GOAL 1: List every proper name of a person, place, or weather event that appears in the passage on data imputation below.

The EM algorithm has two stages: the E-step, which assumes the population mean and variance are known, and the M-step, which uses these values to estimate the population mean and covariance matrix. This iteration process continues until the parameter estimates of interest no longer change significantly. Maximum likelihood methods for incomplete multivariate data, particularly in the case of normally distributed data, focus on estimating the observed data parameters, such as the vector of means and the variance-covariance matrix. If the data follow a multivariate normal distribution, one can apply known properties to estimate those unknown parameters (Pigott, 2001).

The imputation analysis consisted of two parts. First, the imputation procedure described by Mauricio et al. (2023) was replicated. Additionally, the descriptive statistical indicators were presented to comprehend the process better. The second part involved exclusively imputing data from the year 2023, because these were obtained at a later point in time. Figure 2 shows the percentages of missing data for the year 2023, for the Lima and Piura stations. The absence of data was mainly due to two reasons. First, during the first months of the year, the equipment was affected by the presence of heavy rains in the region, caused by cyclone Yaku and the El Niño Costero phenomenon. Secondly, during the year, there were some radar hardware failures. These unexpected situations forced the radars to be inoperative at certain intervals.

GOAL 2: In the listing below, copy out the lines from the line with "spec-freq-tick-label: 0 [70,481,76,491]" to the line with "x-tick-label: 10 [700,531,712,541]", including both of those lines.

DATASET CONTENT:
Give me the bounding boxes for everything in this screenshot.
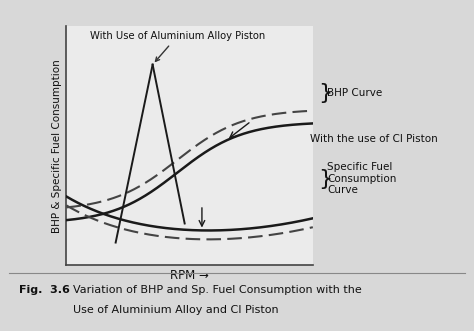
Text: }: } — [319, 169, 333, 189]
Text: With Use of Aluminium Alloy Piston: With Use of Aluminium Alloy Piston — [90, 31, 265, 61]
Text: Specific Fuel
Consumption
Curve: Specific Fuel Consumption Curve — [327, 162, 396, 195]
Text: Fig.  3.6: Fig. 3.6 — [19, 285, 70, 295]
Text: }: } — [319, 83, 333, 103]
Text: BHP Curve: BHP Curve — [327, 88, 383, 98]
Text: Use of Aluminium Alloy and CI Piston: Use of Aluminium Alloy and CI Piston — [73, 305, 279, 315]
X-axis label: RPM →: RPM → — [170, 269, 209, 282]
Text: Variation of BHP and Sp. Fuel Consumption with the: Variation of BHP and Sp. Fuel Consumptio… — [73, 285, 362, 295]
Y-axis label: BHP & Specific Fuel Consumption: BHP & Specific Fuel Consumption — [52, 59, 62, 232]
Text: With the use of CI Piston: With the use of CI Piston — [310, 134, 438, 144]
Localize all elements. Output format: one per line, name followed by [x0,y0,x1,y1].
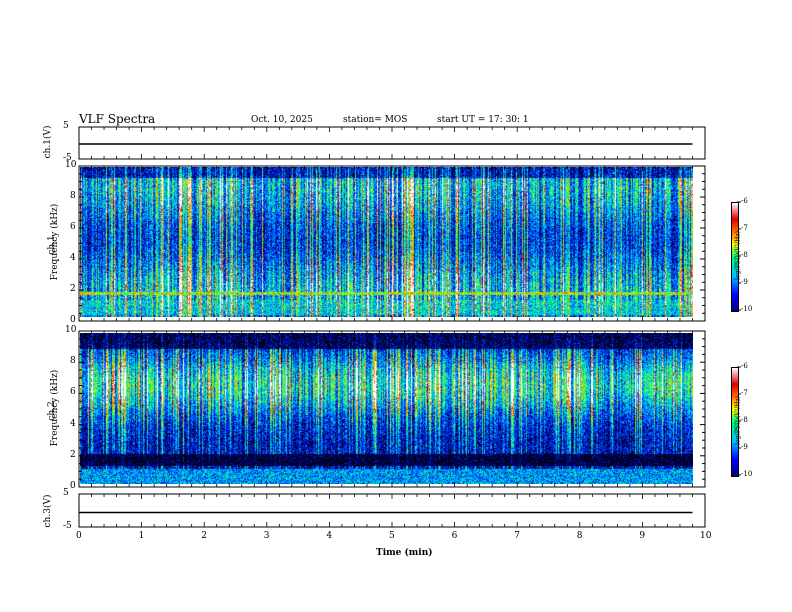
spec-freq-tick-label: 0 [70,481,76,491]
spec-freq-tick-label: 10 [65,160,77,170]
ch1-spec-ylabel: Frequency (kHz) [50,203,60,281]
ch2-colorbar [731,367,739,477]
ch1-colorbar [731,202,739,312]
x-tick-label: 10 [700,531,712,541]
spec-freq-tick-label: 10 [65,325,77,335]
x-tick-label: 2 [201,531,207,541]
date-label: Oct. 10, 2025 [251,115,313,125]
ch1-voltage-ylabel: ch.1(V) [43,125,53,159]
colorbar-tick-label: -6 [741,197,748,205]
station-label: station= MOS [343,115,408,125]
colorbar-tick-label: -8 [741,251,748,259]
ch1-spectrogram [80,167,693,317]
colorbar-tick-label: -9 [741,443,748,451]
x-tick-label: 8 [576,531,583,541]
spec-freq-tick-label: 4 [70,418,76,429]
x-tick-label: 6 [451,531,458,541]
panel-frame-2 [78,165,706,322]
spec-freq-tick-label: 0 [70,315,76,325]
ch-voltage-tick-label: -5 [63,153,72,163]
spec-freq-tick-label: 6 [70,222,76,232]
colorbar-tick-label: -7 [741,224,748,232]
spec-freq-tick-label: 2 [70,449,76,460]
x-tick-label: 5 [389,531,395,541]
x-tick-label: 7 [514,531,520,541]
colorbar-tick-label: -10 [741,470,753,478]
colorbar-tick-label: -9 [741,278,748,286]
colorbar-tick-label: -8 [741,416,748,424]
spec-freq-tick-label: 6 [70,387,76,398]
spec-freq-tick-label: 8 [70,191,76,201]
spec-freq-tick-label: 4 [70,253,76,263]
ch-voltage-tick-label: -5 [63,521,72,531]
ch2-spec-ylabel: Frequency (kHz) [50,369,60,447]
spec-freq-tick-label: 2 [70,284,76,294]
ch-voltage-tick-label: 5 [63,488,69,498]
colorbar-tick-label: -7 [741,389,748,397]
ch3-voltage-ylabel: ch.3(V) [43,494,53,528]
chart-title: VLF Spectra [79,112,156,126]
x-tick-label: 0 [76,531,82,541]
panel-frame-3 [78,330,706,488]
ch2-spectrogram [80,333,693,484]
colorbar-tick-label: -6 [741,362,748,370]
colorbar-tick-label: -10 [741,305,753,313]
ch-voltage-tick-label: 5 [63,121,69,131]
spec-freq-tick-label: 8 [70,356,76,367]
x-tick-label: 4 [326,531,333,541]
x-tick-label: 1 [138,531,145,541]
x-tick-label: 9 [639,531,646,541]
start-time-label: start UT = 17: 30: 1 [437,115,529,125]
x-axis-label: Time (min) [376,548,433,558]
x-tick-label: 3 [263,531,270,541]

FINISHED ANSWER 1: Pigott, Mauricio, Lima, Piura, Yaku, El Niño Costero

FINISHED ANSWER 2:
spec-freq-tick-label: 0 [70,481,76,491]
spec-freq-tick-label: 10 [65,160,77,170]
ch1-spec-ylabel: Frequency (kHz) [50,203,60,281]
ch2-colorbar [731,367,739,477]
ch1-colorbar [731,202,739,312]
x-tick-label: 10 [700,531,712,541]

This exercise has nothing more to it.